* _Exercise details_:
Quote all of the data that follows exactly as written, skipping the images.

======

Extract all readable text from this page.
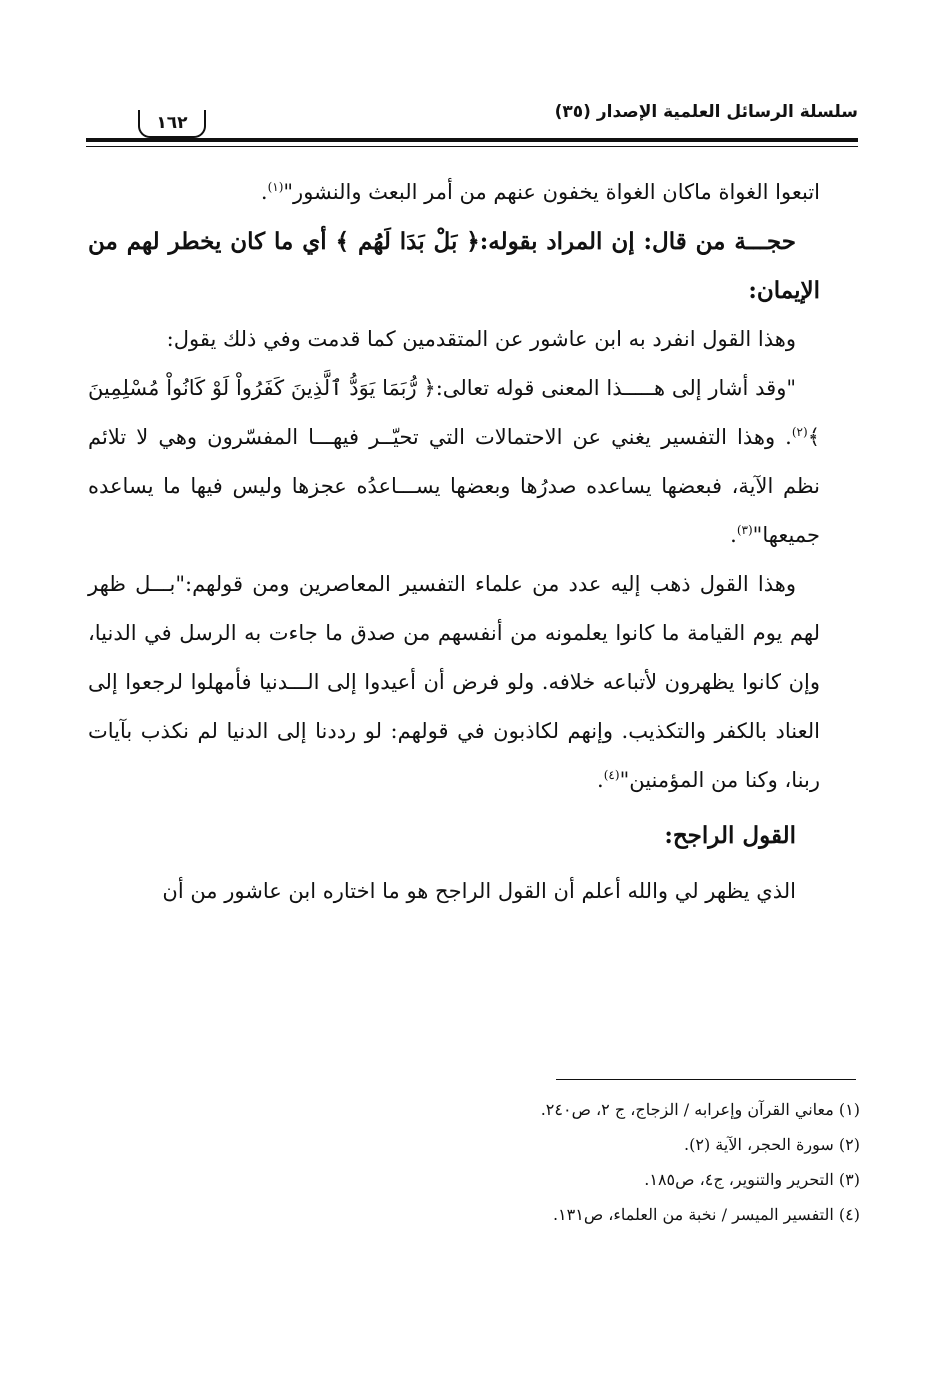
سلسلة الرسائل العلمية الإصدار (٣٥)
١٦٢

اتبعوا الغواة ماكان الغواة يخفون عنهم من أمر البعث والنشور"$^{(١)}$.

حجـــة من قال: إن المراد بقوله:﴿ بَلْ بَدَا لَهُم ﴾ أي ما كان يخطر لهم من الإيمان:

وهذا القول انفرد به ابن عاشور عن المتقدمين كما قدمت وفي ذلك يقول:

"وقد أشار إلى هـــــذا المعنى قوله تعالى:﴿ رُّبَمَا يَوَدُّ ٱلَّذِينَ كَفَرُواْ لَوْ كَانُواْ مُسْلِمِينَ ﴾$^{(٢)}$. وهذا التفسير يغني عن الاحتمالات التي تحيّــر فيهـــا المفسّرون وهي لا تلائم نظم الآية، فبعضها يساعده صدرُها وبعضها يســـاعدُه عجزها وليس فيها ما يساعده جميعها"$^{(٣)}$.

وهذا القول ذهب إليه عدد من علماء التفسير المعاصرين ومن قولهم:"بـــل ظهر لهم يوم القيامة ما كانوا يعلمونه من أنفسهم من صدق ما جاءت به الرسل في الدنيا، وإن كانوا يظهرون لأتباعه خلافه. ولو فرض أن أعيدوا إلى الـــدنيا فأمهلوا لرجعوا إلى العناد بالكفر والتكذيب. وإنهم لكاذبون في قولهم: لو رددنا إلى الدنيا لم نكذب بآيات ربنا، وكنا من المؤمنين"$^{(٤)}$.

القول الراجح:

الذي يظهر لي والله أعلم أن القول الراجح هو ما اختاره ابن عاشور من أن

(١) معاني القرآن وإعرابه / الزجاج، ج ٢، ص٢٤٠.

(٢) سورة الحجر، الآية (٢).

(٣) التحرير والتنوير، ج٤، ص١٨٥.

(٤) التفسير الميسر / نخبة من العلماء، ص١٣١.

======

* _Solution for this problem_:
Extract all readable text from this page.
سلسلة الرسائل العلمية الإصدار (٣٥)
١٦٢

اتبعوا الغواة ماكان الغواة يخفون عنهم من أمر البعث والنشور"$^{(١)}$.

حجـــة من قال: إن المراد بقوله:﴿ بَلْ بَدَا لَهُم ﴾ أي ما كان يخطر لهم من الإيمان:

وهذا القول انفرد به ابن عاشور عن المتقدمين كما قدمت وفي ذلك يقول:

"وقد أشار إلى هـــــذا المعنى قوله تعالى:﴿ رُّبَمَا يَوَدُّ ٱلَّذِينَ كَفَرُواْ لَوْ كَانُواْ مُسْلِمِينَ ﴾$^{(٢)}$. وهذا التفسير يغني عن الاحتمالات التي تحيّــر فيهـــا المفسّرون وهي لا تلائم نظم الآية، فبعضها يساعده صدرُها وبعضها يســـاعدُه عجزها وليس فيها ما يساعده جميعها"$^{(٣)}$.

وهذا القول ذهب إليه عدد من علماء التفسير المعاصرين ومن قولهم:"بـــل ظهر لهم يوم القيامة ما كانوا يعلمونه من أنفسهم من صدق ما جاءت به الرسل في الدنيا، وإن كانوا يظهرون لأتباعه خلافه. ولو فرض أن أعيدوا إلى الـــدنيا فأمهلوا لرجعوا إلى العناد بالكفر والتكذيب. وإنهم لكاذبون في قولهم: لو رددنا إلى الدنيا لم نكذب بآيات ربنا، وكنا من المؤمنين"$^{(٤)}$.

القول الراجح:

الذي يظهر لي والله أعلم أن القول الراجح هو ما اختاره ابن عاشور من أن

(١) معاني القرآن وإعرابه / الزجاج، ج ٢، ص٢٤٠.

(٢) سورة الحجر، الآية (٢).

(٣) التحرير والتنوير، ج٤، ص١٨٥.

(٤) التفسير الميسر / نخبة من العلماء، ص١٣١.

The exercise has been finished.